## Instructions for the task
Tally up the lines where the string "page" appears; reply with the number only.

++++++++++++++++++++

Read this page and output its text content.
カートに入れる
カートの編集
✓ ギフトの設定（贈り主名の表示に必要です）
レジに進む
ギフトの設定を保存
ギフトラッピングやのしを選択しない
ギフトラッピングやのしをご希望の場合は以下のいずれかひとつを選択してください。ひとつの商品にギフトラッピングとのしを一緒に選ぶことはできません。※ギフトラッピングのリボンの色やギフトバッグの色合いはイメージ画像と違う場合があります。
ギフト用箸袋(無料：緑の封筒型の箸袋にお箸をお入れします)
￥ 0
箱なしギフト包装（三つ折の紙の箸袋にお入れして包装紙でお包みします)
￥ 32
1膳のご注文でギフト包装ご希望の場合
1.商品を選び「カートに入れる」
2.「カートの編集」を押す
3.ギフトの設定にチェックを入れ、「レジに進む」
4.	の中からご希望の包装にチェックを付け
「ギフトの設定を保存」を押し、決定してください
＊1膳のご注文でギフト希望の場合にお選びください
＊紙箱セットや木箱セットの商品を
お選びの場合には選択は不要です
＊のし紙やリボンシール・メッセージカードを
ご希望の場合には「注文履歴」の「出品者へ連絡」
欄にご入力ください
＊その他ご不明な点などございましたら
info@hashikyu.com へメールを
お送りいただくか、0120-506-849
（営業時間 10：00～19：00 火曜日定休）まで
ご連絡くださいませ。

++++++++++++++++++++

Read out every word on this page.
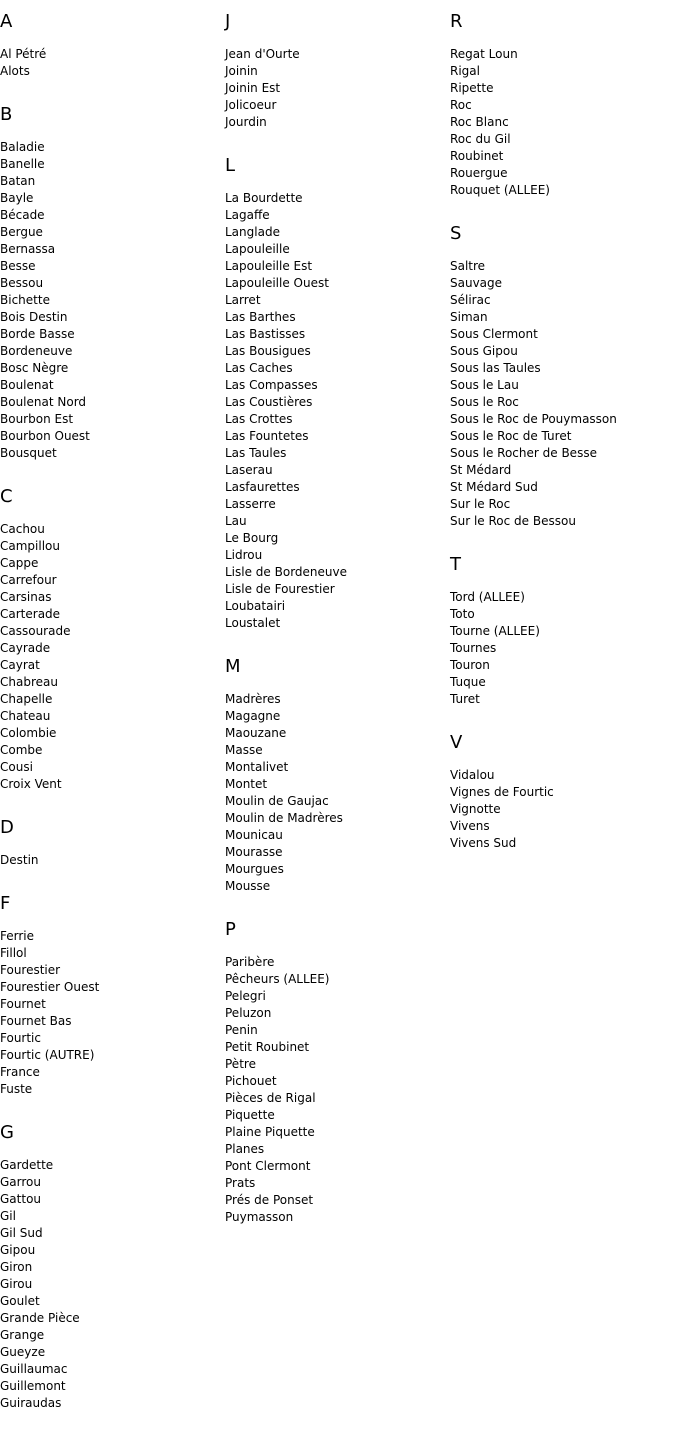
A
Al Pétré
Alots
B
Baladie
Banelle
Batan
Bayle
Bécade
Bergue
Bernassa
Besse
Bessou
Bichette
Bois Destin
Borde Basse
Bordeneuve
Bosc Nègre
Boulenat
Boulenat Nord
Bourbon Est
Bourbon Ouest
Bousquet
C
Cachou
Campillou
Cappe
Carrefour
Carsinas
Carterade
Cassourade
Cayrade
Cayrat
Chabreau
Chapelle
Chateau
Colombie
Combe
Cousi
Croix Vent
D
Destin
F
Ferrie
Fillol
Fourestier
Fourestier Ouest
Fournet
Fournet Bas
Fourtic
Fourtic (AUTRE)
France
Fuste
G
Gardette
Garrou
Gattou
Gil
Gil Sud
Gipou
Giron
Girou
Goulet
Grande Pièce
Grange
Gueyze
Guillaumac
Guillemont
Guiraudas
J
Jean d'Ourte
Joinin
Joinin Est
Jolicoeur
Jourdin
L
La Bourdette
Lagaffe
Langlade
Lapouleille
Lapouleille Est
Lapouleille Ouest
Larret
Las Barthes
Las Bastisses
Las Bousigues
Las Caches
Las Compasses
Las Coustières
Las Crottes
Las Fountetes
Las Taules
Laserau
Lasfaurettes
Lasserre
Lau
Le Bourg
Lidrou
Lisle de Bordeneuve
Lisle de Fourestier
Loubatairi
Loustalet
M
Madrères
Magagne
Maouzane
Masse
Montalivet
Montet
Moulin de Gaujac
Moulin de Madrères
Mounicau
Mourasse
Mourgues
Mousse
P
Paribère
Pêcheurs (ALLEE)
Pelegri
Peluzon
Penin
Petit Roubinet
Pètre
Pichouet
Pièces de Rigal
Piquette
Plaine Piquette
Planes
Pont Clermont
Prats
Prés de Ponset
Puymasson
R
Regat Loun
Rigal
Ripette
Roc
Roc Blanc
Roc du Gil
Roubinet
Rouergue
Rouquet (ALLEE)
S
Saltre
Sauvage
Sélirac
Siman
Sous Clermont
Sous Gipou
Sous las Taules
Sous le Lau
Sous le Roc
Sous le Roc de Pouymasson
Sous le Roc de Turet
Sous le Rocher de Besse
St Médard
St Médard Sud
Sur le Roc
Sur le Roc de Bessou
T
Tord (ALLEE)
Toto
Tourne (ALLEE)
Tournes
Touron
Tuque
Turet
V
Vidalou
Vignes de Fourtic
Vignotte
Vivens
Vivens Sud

++++++++++++++++++++

## Full output
2